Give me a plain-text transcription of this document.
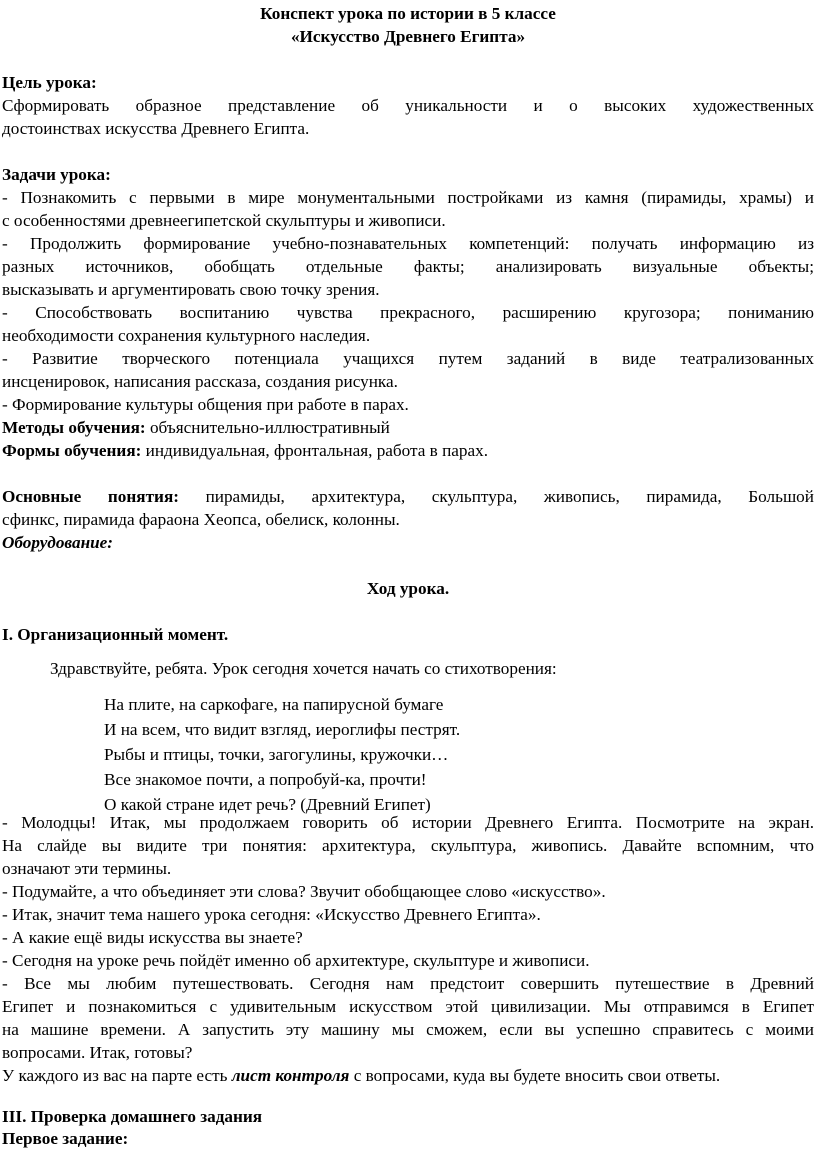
Конспект урока по истории в 5 классе

«Искусство Древнего Египта»

Цель урока:

Сформировать образное представление об уникальности и о высоких художественных

достоинствах искусства Древнего Египта.

Задачи урока:

- Познакомить с первыми в мире монументальными постройками из камня (пирамиды, храмы) и

с особенностями древнеегипетской скульптуры и живописи.

- Продолжить формирование учебно-познавательных компетенций: получать информацию из

разных источников, обобщать отдельные факты; анализировать визуальные объекты;

высказывать и аргументировать свою точку зрения.

- Способствовать воспитанию чувства прекрасного, расширению кругозора; пониманию

необходимости сохранения культурного наследия.

- Развитие творческого потенциала учащихся путем заданий в виде театрализованных

инсценировок, написания рассказа, создания рисунка.

- Формирование культуры общения при работе в парах.

Методы обучения: объяснительно-иллюстративный

Формы обучения: индивидуальная, фронтальная, работа в парах.

Основные понятия: пирамиды, архитектура, скульптура, живопись, пирамида, Большой

сфинкс, пирамида фараона Хеопса, обелиск, колонны.

Оборудование:

Ход урока.

I. Организационный момент.

Здравствуйте, ребята. Урок сегодня хочется начать со стихотворения:

На плите, на саркофаге, на папирусной бумаге

И на всем, что видит взгляд, иероглифы пестрят.

Рыбы и птицы, точки, загогулины, кружочки…

Все знакомое почти, а попробуй-ка, прочти!

О какой стране идет речь? (Древний Египет)

- Молодцы! Итак, мы продолжаем говорить об истории Древнего Египта. Посмотрите на экран.

На слайде вы видите три понятия: архитектура, скульптура, живопись. Давайте вспомним, что

означают эти термины.

- Подумайте, а что объединяет эти слова? Звучит обобщающее слово «искусство».

- Итак, значит тема нашего урока сегодня: «Искусство Древнего Египта».

- А какие ещё виды искусства вы знаете?

- Сегодня на уроке речь пойдёт именно об архитектуре, скульптуре и живописи.

- Все мы любим путешествовать. Сегодня нам предстоит совершить путешествие в Древний

Египет и познакомиться с удивительным искусством этой цивилизации. Мы отправимся в Египет

на машине времени. А запустить эту машину мы сможем, если вы успешно справитесь с моими

вопросами. Итак, готовы?

У каждого из вас на парте есть лист контроля с вопросами, куда вы будете вносить свои ответы.

III. Проверка домашнего задания

Первое задание:
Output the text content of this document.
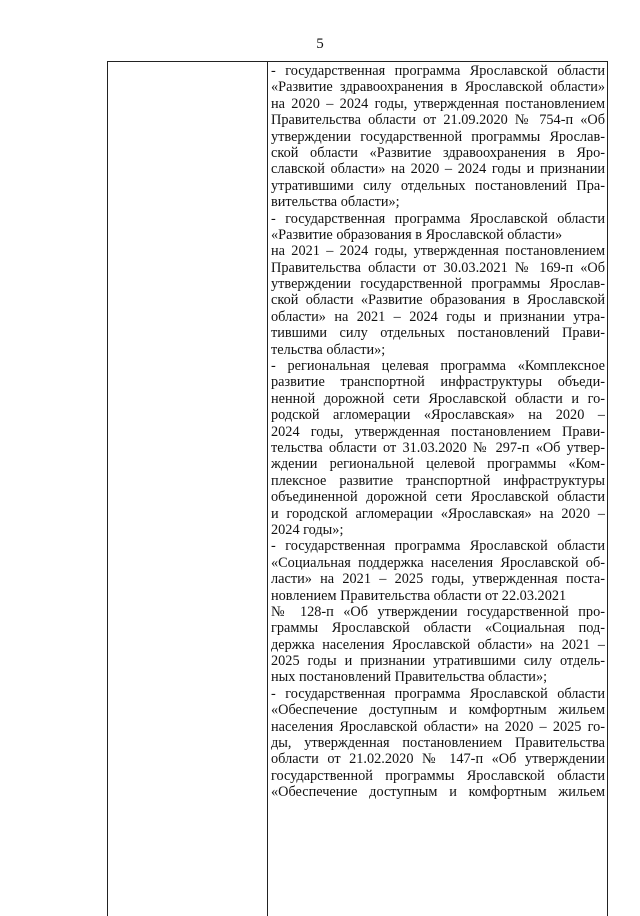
5
- государственная программа Ярославской области
«Развитие здравоохранения в Ярославской области»
на 2020 – 2024 годы, утвержденная постановлением
Правительства области от 21.09.2020 № 754-п «Об
утверждении государственной программы Ярослав-
ской области «Развитие здравоохранения в Яро-
славской области» на 2020 – 2024 годы и признании
утратившими силу отдельных постановлений Пра-
вительства области»;
- государственная программа Ярославской области
«Развитие образования в Ярославской области»
на 2021 – 2024 годы, утвержденная постановлением
Правительства области от 30.03.2021 № 169-п «Об
утверждении государственной программы Ярослав-
ской области «Развитие образования в Ярославской
области» на 2021 – 2024 годы и признании утра-
тившими силу отдельных постановлений Прави-
тельства области»;
- региональная целевая программа «Комплексное
развитие транспортной инфраструктуры объеди-
ненной дорожной сети Ярославской области и го-
родской агломерации «Ярославская» на 2020 –
2024 годы, утвержденная постановлением Прави-
тельства области от 31.03.2020 № 297-п «Об утвер-
ждении региональной целевой программы «Ком-
плексное развитие транспортной инфраструктуры
объединенной дорожной сети Ярославской области
и городской агломерации «Ярославская» на 2020 –
2024 годы»;
- государственная программа Ярославской области
«Социальная поддержка населения Ярославской об-
ласти» на 2021 – 2025 годы, утвержденная поста-
новлением Правительства области от 22.03.2021
№ 128-п «Об утверждении государственной про-
граммы Ярославской области «Социальная под-
держка населения Ярославской области» на 2021 –
2025 годы и признании утратившими силу отдель-
ных постановлений Правительства области»;
- государственная программа Ярославской области
«Обеспечение доступным и комфортным жильем
населения Ярославской области» на 2020 – 2025 го-
ды, утвержденная постановлением Правительства
области от 21.02.2020 № 147-п «Об утверждении
государственной программы Ярославской области
«Обеспечение доступным и комфортным жильем
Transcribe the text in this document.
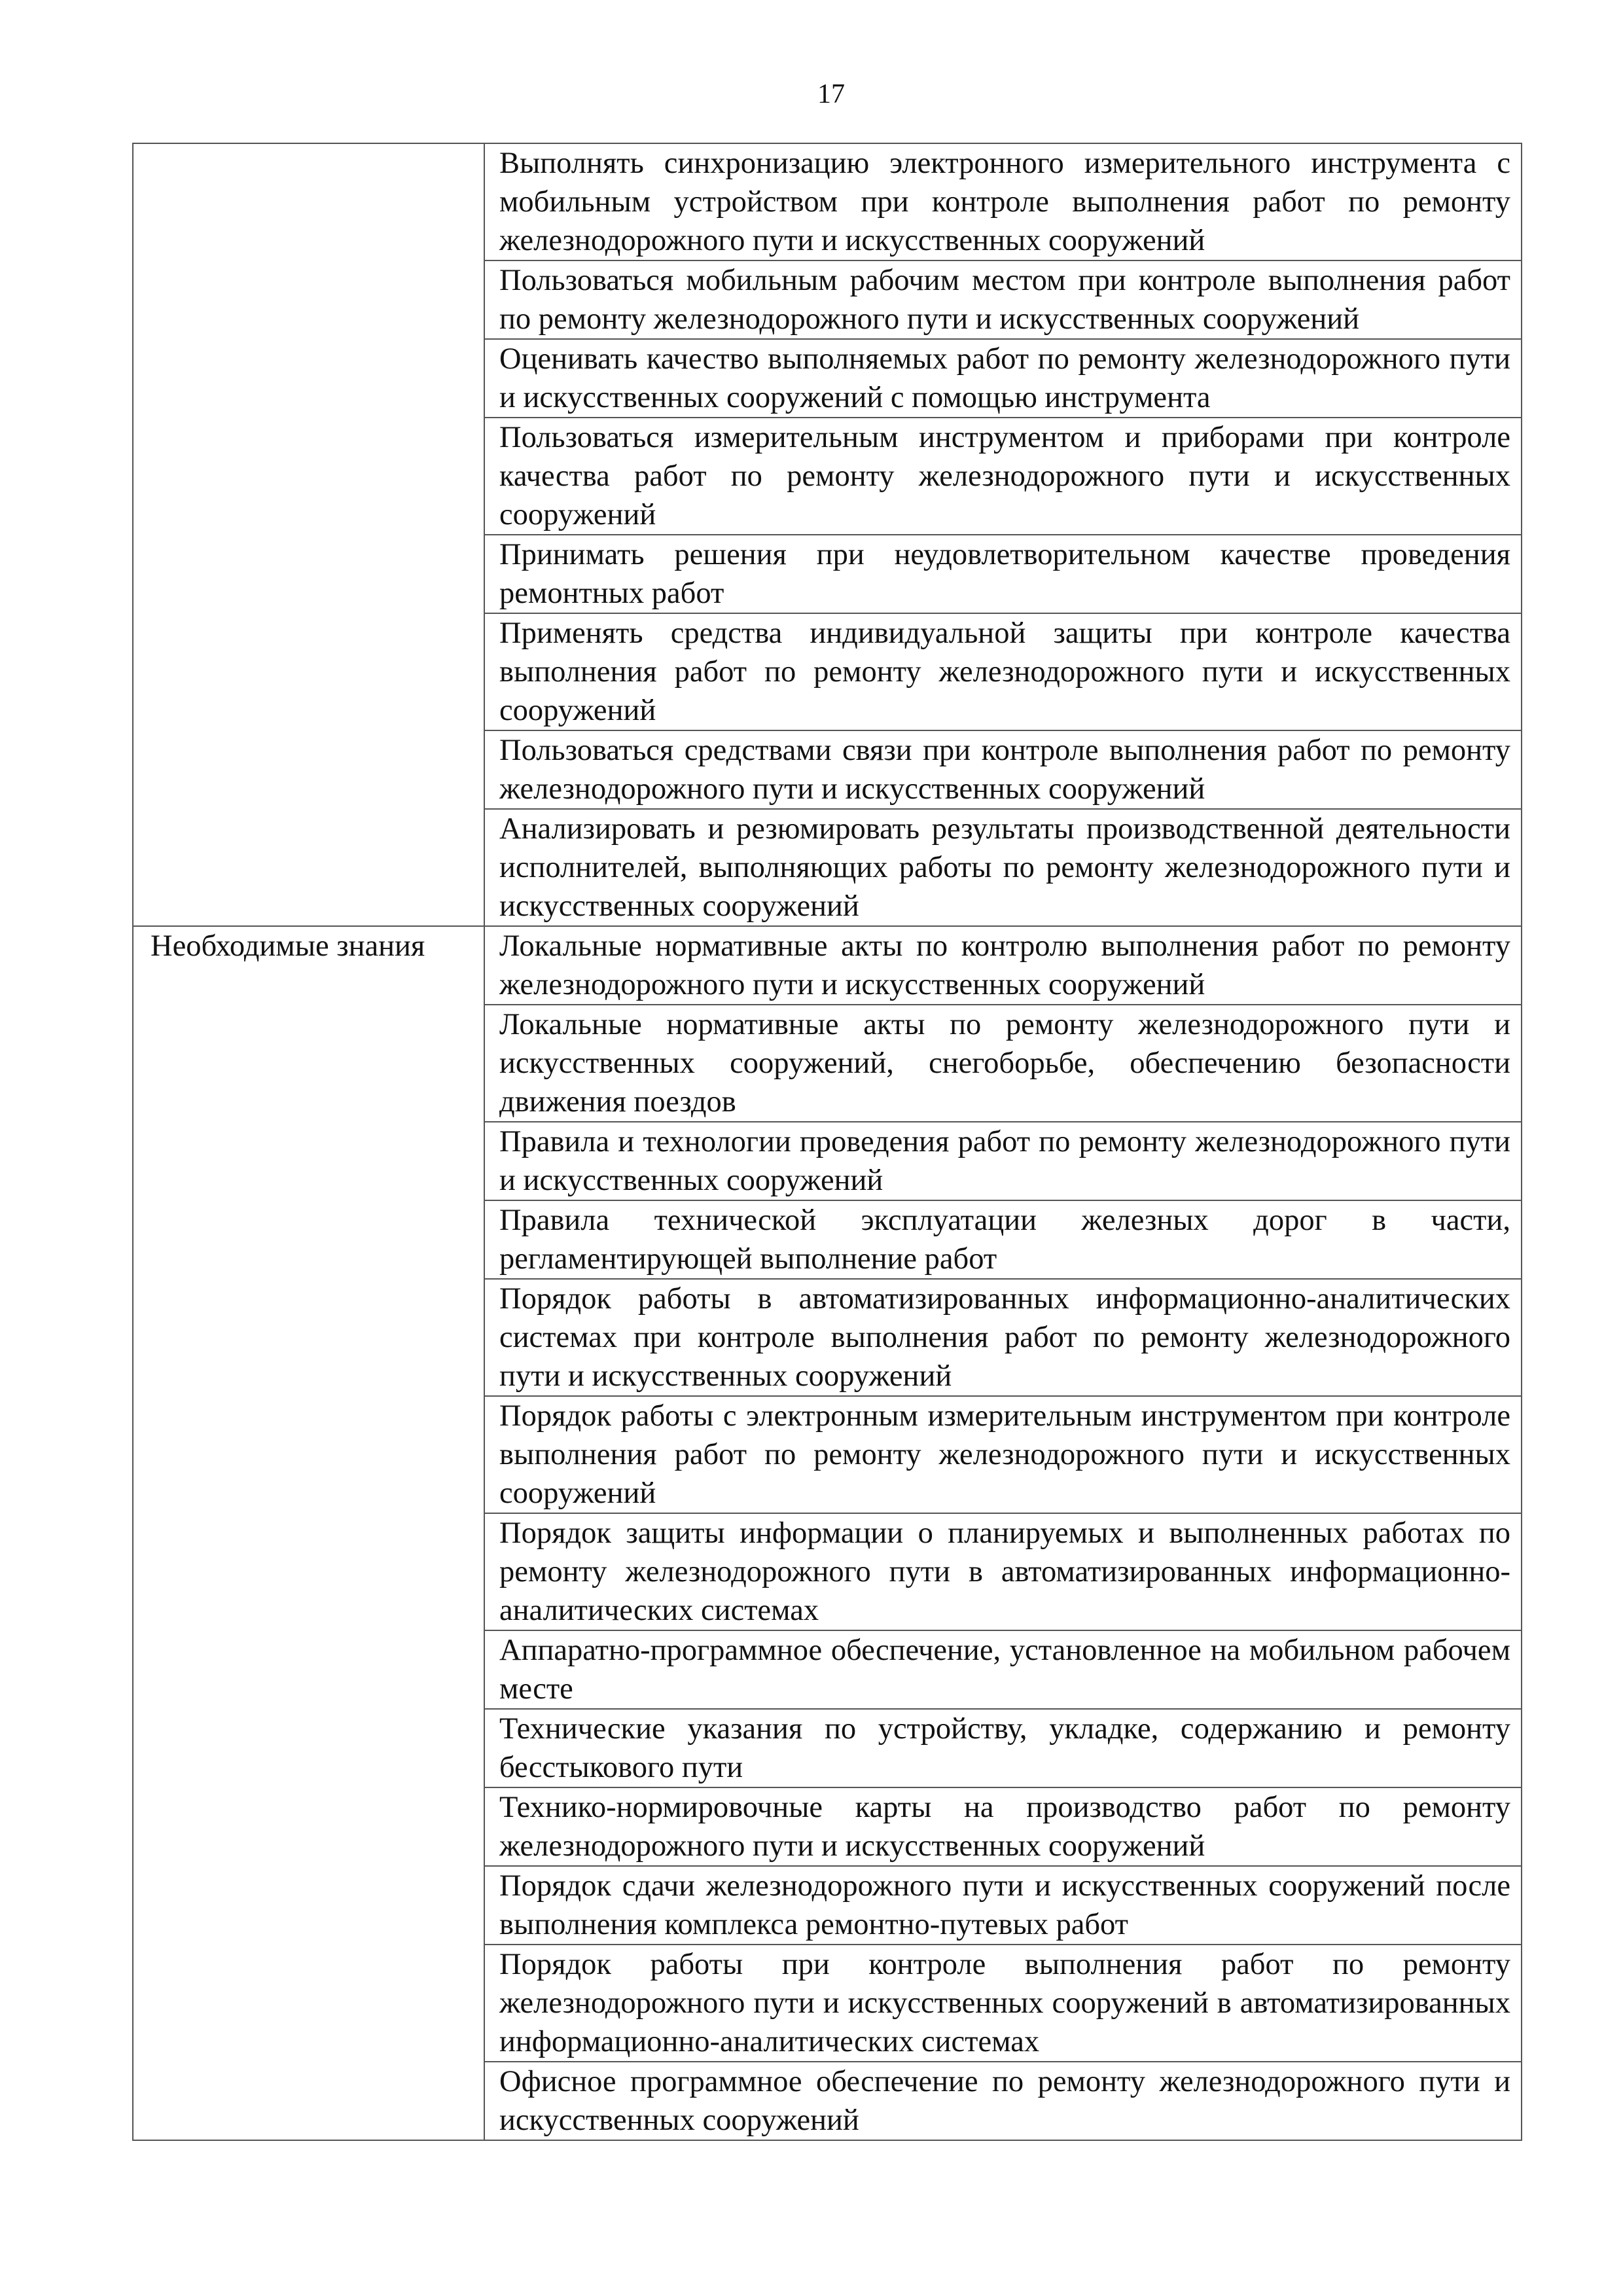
17

	Выполнять синхронизацию электронного измерительного инструмента с мобильным устройством при контроле выполнения работ по ремонту железнодорожного пути и искусственных сооружений

	Пользоваться мобильным рабочим местом при контроле выполнения работ по ремонту железнодорожного пути и искусственных сооружений

	Оценивать качество выполняемых работ по ремонту железнодорожного пути и искусственных сооружений с помощью инструмента

	Пользоваться измерительным инструментом и приборами при контроле качества работ по ремонту железнодорожного пути и искусственных сооружений

	Принимать решения при неудовлетворительном качестве проведения ремонтных работ

	Применять средства индивидуальной защиты при контроле качества выполнения работ по ремонту железнодорожного пути и искусственных сооружений

	Пользоваться средствами связи при контроле выполнения работ по ремонту железнодорожного пути и искусственных сооружений

	Анализировать и резюмировать результаты производственной деятельности исполнителей, выполняющих работы по ремонту железнодорожного пути и искусственных сооружений

Необходимые знания	Локальные нормативные акты по контролю выполнения работ по ремонту железнодорожного пути и искусственных сооружений

	Локальные нормативные акты по ремонту железнодорожного пути и искусственных сооружений, снегоборьбе, обеспечению безопасности движения поездов

	Правила и технологии проведения работ по ремонту железнодорожного пути и искусственных сооружений

	Правила технической эксплуатации железных дорог в части, регламентирующей выполнение работ

	Порядок работы в автоматизированных информационно-аналитических системах при контроле выполнения работ по ремонту железнодорожного пути и искусственных сооружений

	Порядок работы с электронным измерительным инструментом при контроле выполнения работ по ремонту железнодорожного пути и искусственных сооружений

	Порядок защиты информации о планируемых и выполненных работах по ремонту железнодорожного пути в автоматизированных информационно-аналитических системах

	Аппаратно-программное обеспечение, установленное на мобильном рабочем месте

	Технические указания по устройству, укладке, содержанию и ремонту бесстыкового пути

	Технико-нормировочные карты на производство работ по ремонту железнодорожного пути и искусственных сооружений

	Порядок сдачи железнодорожного пути и искусственных сооружений после выполнения комплекса ремонтно-путевых работ

	Порядок работы при контроле выполнения работ по ремонту железнодорожного пути и искусственных сооружений в автоматизированных информационно-аналитических системах

	Офисное программное обеспечение по ремонту железнодорожного пути и искусственных сооружений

+-------+

Task goal: Copy out all lines that carry the word "Египта".

Solved exercise:
«Искусство Древнего Египта»
достоинствах искусства Древнего Египта.
- Молодцы! Итак, мы продолжаем говорить об истории Древнего Египта. Посмотрите на экран.
- Итак, значит тема нашего урока сегодня: «Искусство Древнего Египта».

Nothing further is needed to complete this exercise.